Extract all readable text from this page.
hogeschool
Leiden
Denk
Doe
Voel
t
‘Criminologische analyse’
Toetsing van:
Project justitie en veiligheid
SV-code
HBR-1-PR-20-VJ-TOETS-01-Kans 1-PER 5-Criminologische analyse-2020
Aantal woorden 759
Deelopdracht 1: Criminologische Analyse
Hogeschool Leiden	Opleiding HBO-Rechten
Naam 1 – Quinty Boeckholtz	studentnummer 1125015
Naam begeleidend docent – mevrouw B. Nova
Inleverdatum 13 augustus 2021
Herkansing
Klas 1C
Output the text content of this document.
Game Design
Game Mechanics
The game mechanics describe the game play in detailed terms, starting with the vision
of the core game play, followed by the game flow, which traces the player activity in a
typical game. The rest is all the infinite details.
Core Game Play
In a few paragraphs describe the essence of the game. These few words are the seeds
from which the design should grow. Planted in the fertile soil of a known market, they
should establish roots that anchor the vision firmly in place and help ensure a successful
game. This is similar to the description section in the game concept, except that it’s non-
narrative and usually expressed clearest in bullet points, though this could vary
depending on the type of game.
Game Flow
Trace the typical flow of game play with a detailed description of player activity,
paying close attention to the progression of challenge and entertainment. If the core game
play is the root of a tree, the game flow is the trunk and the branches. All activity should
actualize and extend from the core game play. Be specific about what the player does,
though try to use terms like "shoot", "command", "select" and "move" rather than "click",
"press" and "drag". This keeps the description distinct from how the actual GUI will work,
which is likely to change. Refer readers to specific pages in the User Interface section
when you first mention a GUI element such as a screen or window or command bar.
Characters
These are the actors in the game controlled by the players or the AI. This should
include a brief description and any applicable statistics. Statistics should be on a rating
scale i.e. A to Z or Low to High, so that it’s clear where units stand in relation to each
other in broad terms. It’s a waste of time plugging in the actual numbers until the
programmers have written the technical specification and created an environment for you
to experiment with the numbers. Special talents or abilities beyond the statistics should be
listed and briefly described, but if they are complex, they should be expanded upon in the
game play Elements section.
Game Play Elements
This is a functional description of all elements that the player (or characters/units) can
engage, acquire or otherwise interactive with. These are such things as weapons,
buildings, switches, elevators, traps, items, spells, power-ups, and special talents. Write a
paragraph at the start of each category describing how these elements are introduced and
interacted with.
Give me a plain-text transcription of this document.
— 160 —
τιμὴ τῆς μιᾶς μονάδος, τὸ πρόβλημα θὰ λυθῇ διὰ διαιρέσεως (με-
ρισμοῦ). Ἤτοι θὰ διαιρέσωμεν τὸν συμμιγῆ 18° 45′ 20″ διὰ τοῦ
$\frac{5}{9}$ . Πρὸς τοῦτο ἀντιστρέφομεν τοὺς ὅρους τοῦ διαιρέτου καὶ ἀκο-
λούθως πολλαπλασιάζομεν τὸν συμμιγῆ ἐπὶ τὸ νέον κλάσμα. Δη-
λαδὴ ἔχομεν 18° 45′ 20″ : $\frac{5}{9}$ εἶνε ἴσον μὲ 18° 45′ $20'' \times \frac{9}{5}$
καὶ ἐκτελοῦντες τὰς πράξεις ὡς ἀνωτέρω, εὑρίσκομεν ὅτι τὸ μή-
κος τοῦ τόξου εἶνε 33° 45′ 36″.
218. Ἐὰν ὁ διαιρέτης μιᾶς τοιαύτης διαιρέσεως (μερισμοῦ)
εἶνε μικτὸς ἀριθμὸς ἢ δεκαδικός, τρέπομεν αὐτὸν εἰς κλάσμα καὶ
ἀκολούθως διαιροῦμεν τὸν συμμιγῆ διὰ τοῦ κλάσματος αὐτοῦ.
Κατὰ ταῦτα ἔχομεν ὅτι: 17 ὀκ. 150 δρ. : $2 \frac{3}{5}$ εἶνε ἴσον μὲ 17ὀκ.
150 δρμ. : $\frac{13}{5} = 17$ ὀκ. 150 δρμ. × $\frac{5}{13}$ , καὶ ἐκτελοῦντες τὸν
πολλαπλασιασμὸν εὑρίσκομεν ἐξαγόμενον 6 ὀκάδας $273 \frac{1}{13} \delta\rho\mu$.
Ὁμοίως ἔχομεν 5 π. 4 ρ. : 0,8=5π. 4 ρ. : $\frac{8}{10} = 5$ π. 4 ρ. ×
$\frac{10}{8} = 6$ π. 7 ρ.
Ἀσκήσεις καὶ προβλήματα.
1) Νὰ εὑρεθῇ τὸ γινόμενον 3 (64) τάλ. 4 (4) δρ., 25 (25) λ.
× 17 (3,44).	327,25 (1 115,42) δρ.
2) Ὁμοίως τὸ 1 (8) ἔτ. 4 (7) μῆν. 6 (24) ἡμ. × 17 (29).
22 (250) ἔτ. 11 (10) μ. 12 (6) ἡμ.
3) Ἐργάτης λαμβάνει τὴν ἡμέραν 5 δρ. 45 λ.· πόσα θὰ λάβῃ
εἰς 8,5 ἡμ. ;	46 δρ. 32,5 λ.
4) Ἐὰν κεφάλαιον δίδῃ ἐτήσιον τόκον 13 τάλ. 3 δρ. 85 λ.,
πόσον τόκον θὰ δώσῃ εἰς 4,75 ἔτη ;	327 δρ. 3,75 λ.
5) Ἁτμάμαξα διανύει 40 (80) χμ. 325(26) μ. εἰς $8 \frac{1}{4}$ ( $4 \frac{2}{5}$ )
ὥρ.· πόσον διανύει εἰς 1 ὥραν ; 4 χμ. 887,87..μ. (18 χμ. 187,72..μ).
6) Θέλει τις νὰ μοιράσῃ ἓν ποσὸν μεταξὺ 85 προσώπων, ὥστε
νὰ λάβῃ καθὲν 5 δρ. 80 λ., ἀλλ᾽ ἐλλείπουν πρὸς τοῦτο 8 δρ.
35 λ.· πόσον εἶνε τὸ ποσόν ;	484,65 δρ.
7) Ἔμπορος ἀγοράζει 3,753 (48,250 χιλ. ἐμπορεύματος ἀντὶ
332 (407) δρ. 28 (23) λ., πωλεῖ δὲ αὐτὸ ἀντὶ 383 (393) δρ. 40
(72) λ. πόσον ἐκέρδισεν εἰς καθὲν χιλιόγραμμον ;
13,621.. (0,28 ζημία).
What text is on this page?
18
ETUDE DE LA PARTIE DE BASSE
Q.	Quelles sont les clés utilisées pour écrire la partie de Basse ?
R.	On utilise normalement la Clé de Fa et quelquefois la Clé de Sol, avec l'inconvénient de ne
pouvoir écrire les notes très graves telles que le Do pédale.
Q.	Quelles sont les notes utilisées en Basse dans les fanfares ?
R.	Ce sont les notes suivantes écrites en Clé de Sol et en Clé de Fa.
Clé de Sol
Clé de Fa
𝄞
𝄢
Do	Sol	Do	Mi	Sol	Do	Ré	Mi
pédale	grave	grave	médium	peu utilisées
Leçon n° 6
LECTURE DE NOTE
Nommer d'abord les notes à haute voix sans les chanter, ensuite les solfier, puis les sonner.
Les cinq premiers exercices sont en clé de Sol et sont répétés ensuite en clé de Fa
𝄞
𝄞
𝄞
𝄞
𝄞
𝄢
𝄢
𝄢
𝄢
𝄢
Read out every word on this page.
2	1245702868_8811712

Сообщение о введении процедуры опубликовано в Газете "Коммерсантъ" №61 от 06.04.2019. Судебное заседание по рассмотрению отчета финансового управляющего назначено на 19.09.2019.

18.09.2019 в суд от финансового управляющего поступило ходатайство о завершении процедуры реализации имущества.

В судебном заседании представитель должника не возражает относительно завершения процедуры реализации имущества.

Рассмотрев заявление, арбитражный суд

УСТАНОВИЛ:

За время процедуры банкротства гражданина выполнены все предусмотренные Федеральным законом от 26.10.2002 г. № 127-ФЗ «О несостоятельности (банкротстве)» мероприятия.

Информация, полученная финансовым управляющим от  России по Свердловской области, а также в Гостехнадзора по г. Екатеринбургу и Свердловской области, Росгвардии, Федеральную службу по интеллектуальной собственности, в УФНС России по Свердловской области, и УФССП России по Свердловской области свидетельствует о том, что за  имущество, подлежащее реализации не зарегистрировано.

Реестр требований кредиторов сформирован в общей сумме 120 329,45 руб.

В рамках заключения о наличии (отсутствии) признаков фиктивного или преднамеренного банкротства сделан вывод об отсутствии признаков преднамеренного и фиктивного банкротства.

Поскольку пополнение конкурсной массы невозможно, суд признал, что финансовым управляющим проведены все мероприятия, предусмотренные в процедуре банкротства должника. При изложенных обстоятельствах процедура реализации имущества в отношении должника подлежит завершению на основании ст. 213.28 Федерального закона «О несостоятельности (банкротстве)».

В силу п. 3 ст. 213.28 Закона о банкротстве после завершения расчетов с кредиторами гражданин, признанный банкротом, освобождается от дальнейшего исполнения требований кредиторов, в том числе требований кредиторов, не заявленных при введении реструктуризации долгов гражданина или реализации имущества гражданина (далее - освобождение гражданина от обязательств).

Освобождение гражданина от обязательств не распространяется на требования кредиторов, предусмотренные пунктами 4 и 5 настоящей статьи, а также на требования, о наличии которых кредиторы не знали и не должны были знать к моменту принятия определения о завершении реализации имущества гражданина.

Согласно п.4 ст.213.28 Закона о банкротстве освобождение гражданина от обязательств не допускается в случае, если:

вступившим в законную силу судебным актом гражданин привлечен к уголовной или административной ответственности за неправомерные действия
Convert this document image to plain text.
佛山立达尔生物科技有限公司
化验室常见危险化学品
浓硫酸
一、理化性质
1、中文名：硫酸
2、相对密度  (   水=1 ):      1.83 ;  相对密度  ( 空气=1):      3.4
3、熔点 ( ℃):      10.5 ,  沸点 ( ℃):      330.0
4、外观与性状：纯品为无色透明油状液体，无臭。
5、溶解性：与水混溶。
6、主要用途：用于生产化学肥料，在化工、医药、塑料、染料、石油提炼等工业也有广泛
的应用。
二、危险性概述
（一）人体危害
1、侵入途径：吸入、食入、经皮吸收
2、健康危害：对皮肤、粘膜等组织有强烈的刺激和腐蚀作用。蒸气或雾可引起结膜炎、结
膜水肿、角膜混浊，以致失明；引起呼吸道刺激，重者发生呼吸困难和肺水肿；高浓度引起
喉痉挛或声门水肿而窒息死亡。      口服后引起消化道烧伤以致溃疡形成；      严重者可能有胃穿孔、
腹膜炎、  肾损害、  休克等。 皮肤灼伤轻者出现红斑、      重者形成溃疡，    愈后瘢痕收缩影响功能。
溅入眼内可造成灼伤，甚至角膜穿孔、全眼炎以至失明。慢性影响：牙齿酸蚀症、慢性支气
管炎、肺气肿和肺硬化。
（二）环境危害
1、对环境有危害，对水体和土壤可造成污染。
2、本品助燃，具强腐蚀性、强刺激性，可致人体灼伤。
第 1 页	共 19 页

▸ TASK DETAILS: Go through the records and gather the lines that hold "from".

▸ OUTPUT OF THE EXERCISE:
Extract all readable text from this page.
from which the design should grow. Planted in the fertile soil of a known market, they
actualize and extend from the core game play. Be specific about what the player does,
"press" and "drag". This keeps the description distinct from how the actual GUI will work,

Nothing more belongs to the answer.